• _Challenge_
Sift the material for lines containing "Panitia", and return them.

• _Given information_
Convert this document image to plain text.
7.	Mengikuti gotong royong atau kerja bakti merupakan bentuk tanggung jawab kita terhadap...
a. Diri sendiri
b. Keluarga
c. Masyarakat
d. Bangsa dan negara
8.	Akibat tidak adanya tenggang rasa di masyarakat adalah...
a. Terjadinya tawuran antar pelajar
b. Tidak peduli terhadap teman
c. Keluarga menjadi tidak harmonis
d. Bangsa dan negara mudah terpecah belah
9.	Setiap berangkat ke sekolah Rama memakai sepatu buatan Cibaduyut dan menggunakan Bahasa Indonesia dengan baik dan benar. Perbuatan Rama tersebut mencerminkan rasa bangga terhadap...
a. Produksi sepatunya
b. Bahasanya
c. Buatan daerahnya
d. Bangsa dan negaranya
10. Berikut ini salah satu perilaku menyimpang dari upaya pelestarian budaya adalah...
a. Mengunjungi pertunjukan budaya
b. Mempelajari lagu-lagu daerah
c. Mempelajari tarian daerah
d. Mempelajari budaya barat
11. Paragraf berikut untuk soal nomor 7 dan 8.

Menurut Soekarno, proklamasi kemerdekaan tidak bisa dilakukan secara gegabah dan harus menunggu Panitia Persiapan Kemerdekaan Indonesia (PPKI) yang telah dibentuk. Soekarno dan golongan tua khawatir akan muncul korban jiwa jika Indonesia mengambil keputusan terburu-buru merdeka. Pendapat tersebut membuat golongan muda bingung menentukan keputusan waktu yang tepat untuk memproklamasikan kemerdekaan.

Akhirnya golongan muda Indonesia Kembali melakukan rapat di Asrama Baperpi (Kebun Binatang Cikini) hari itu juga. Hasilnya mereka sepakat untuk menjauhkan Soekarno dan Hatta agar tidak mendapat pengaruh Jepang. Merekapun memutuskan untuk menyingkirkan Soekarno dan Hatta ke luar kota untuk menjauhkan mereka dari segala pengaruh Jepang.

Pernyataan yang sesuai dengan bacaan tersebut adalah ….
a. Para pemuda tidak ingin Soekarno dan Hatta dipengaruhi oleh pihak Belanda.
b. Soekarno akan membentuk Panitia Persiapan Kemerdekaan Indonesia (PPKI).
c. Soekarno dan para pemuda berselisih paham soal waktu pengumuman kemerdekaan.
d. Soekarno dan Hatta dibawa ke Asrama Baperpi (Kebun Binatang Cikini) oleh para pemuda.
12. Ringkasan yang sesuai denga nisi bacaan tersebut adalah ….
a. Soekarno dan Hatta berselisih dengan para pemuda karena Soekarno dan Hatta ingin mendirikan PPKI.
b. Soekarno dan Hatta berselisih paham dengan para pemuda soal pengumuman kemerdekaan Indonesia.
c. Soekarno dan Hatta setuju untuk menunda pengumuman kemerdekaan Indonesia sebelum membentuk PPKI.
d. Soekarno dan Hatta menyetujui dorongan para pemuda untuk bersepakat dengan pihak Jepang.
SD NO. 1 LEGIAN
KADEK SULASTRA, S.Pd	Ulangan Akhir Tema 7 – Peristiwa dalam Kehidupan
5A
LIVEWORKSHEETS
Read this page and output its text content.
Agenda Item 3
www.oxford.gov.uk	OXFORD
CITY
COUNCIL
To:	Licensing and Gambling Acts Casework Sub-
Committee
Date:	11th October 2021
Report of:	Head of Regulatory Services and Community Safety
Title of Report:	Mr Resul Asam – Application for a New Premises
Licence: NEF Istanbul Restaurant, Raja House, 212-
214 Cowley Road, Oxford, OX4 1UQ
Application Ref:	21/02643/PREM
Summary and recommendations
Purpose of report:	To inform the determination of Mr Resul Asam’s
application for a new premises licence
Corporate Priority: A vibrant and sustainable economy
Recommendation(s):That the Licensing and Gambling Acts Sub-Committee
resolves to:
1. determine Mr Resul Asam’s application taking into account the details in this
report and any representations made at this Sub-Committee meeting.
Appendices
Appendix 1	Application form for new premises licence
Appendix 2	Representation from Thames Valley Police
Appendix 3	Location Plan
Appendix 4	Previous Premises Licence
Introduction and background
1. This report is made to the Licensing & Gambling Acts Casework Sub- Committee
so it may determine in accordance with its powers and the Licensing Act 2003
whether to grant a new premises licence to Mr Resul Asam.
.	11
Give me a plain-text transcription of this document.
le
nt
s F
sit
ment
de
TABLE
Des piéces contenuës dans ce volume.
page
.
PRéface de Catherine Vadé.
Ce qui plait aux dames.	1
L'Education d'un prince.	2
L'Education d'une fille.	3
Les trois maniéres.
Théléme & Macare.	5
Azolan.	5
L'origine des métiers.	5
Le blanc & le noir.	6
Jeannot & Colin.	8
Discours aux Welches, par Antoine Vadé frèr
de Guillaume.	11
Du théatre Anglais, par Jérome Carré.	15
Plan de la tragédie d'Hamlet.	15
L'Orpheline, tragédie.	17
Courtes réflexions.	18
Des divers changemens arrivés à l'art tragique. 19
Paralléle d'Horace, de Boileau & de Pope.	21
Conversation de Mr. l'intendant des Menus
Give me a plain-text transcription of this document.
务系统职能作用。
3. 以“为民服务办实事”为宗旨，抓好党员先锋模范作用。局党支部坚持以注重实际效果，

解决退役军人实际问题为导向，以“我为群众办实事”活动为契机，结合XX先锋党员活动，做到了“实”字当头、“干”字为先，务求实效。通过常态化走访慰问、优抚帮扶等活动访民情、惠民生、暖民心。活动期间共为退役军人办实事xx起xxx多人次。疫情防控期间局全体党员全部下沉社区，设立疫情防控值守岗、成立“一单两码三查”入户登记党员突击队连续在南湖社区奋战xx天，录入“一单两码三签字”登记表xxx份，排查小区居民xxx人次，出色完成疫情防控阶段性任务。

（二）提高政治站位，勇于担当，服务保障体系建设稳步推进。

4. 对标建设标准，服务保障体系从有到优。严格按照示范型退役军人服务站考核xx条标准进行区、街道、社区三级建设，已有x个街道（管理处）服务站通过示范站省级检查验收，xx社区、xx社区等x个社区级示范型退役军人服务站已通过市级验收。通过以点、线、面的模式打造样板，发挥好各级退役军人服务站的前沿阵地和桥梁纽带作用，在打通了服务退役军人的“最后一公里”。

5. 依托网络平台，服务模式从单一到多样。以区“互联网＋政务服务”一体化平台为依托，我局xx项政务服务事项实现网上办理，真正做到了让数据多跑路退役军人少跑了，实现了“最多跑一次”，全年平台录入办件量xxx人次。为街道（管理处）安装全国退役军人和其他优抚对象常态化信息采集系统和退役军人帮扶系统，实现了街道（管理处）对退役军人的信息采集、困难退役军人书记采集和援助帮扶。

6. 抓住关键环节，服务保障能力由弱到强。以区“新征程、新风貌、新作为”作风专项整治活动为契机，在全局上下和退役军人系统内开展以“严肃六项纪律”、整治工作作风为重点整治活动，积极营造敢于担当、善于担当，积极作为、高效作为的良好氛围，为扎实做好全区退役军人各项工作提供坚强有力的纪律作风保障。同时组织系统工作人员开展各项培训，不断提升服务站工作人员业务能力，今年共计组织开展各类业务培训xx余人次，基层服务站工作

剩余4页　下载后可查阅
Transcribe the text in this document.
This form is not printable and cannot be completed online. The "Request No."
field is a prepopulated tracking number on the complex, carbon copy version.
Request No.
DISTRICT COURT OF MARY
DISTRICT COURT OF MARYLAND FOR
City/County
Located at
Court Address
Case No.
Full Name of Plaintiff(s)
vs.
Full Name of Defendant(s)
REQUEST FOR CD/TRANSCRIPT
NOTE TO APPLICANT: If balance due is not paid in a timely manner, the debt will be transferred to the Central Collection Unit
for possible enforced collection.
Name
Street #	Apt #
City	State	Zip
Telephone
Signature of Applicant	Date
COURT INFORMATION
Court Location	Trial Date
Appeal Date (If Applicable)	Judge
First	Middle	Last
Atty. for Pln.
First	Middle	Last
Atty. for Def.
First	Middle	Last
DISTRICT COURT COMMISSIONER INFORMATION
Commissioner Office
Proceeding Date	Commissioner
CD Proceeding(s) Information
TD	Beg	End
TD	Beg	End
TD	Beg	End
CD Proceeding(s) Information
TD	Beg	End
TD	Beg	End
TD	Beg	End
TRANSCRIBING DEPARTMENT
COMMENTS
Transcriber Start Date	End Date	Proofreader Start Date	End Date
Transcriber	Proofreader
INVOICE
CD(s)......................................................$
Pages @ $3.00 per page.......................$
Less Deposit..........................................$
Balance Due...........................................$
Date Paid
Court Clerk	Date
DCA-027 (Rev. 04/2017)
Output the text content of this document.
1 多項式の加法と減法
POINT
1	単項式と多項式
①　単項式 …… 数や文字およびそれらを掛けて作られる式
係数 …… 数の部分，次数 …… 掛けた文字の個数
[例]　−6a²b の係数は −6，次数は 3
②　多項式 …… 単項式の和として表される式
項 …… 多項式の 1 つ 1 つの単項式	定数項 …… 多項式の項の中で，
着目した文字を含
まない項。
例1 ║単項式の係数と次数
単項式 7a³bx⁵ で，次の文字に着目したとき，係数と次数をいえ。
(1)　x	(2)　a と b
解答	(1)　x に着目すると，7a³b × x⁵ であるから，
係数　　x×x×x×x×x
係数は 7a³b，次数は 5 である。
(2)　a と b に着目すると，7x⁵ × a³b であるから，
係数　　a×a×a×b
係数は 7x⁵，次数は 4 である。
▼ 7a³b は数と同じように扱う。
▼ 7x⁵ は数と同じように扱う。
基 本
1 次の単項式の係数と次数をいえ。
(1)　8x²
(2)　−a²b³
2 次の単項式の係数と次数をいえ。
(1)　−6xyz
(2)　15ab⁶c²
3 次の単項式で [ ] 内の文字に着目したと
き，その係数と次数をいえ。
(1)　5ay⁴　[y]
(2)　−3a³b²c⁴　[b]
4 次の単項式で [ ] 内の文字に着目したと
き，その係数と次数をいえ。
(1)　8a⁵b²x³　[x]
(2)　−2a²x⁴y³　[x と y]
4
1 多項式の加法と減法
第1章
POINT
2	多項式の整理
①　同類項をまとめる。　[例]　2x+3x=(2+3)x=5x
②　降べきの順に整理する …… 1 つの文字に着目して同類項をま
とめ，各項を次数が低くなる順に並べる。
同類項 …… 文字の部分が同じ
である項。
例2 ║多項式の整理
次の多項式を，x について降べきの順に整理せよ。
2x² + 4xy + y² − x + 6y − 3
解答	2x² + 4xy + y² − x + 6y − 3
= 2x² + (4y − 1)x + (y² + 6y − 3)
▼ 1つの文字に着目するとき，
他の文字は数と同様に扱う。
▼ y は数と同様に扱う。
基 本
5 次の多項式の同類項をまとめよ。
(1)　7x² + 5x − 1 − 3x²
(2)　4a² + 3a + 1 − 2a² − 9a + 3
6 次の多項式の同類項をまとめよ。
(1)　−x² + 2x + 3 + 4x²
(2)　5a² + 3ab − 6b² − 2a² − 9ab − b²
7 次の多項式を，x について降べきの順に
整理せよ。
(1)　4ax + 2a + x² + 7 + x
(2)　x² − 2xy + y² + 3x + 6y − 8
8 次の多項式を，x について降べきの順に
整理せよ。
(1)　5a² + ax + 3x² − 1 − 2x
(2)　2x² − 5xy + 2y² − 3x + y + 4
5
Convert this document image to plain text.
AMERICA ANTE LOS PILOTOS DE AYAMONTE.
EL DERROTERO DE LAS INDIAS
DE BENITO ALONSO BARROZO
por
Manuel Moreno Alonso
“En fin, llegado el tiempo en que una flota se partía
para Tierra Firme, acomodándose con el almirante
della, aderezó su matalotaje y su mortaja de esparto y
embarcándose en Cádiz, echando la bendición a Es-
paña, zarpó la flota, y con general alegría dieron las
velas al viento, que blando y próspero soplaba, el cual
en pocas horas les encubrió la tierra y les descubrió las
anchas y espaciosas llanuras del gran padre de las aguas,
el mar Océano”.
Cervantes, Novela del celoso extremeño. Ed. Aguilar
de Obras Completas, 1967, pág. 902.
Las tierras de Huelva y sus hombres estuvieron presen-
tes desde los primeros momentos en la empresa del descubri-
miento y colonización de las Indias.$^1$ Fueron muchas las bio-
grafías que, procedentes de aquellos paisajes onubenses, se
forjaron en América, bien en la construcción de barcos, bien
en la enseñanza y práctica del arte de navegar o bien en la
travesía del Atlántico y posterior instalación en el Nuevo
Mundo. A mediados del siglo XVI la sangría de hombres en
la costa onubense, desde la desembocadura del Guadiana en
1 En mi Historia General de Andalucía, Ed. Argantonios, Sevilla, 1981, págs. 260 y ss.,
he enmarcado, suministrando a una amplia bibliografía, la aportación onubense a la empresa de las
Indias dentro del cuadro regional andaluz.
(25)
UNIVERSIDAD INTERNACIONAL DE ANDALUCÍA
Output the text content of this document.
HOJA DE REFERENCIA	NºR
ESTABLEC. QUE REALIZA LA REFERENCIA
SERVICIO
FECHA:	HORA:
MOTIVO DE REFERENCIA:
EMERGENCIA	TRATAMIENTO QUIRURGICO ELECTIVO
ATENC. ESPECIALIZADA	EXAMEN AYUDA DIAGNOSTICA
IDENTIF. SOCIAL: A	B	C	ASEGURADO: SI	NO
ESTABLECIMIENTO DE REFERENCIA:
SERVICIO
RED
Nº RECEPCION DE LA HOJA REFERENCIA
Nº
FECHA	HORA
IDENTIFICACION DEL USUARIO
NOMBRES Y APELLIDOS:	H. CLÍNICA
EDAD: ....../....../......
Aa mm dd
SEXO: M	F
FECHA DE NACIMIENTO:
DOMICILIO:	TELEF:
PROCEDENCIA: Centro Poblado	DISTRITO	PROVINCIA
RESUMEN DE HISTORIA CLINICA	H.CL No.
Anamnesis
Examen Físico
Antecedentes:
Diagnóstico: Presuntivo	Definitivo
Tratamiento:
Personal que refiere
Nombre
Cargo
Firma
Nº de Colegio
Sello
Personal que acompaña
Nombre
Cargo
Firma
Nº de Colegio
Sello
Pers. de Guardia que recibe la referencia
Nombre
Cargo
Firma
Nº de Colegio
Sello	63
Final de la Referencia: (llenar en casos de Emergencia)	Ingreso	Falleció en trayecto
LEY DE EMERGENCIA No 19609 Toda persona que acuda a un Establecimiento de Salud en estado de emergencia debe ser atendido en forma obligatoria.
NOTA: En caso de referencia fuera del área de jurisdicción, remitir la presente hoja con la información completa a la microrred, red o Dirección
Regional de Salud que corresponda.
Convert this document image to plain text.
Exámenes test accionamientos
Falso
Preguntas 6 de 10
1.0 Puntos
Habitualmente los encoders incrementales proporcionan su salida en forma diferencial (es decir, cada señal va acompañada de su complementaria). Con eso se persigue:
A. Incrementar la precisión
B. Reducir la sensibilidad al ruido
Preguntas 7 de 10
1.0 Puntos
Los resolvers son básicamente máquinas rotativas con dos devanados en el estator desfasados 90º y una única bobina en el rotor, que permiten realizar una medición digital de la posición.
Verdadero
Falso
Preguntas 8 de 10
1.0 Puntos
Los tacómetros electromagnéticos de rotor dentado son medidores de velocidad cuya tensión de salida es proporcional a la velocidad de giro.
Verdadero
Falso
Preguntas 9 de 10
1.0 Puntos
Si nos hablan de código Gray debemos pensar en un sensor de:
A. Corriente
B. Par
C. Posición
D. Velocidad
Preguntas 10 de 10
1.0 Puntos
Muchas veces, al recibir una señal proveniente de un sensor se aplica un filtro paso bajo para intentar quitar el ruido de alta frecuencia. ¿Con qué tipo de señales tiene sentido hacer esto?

• _Reply_
Menurut Soekarno, proklamasi kemerdekaan tidak bisa dilakukan secara gegabah dan harus menunggu Panitia Persiapan Kemerdekaan Indonesia (PPKI) yang telah dibentuk. Soekarno dan golongan tua khawatir akan muncul korban jiwa jika Indonesia mengambil keputusan terburu-buru merdeka. Pendapat tersebut membuat golongan muda bingung menentukan keputusan waktu yang tepat untuk memproklamasikan kemerdekaan.
b. Soekarno akan membentuk Panitia Persiapan Kemerdekaan Indonesia (PPKI).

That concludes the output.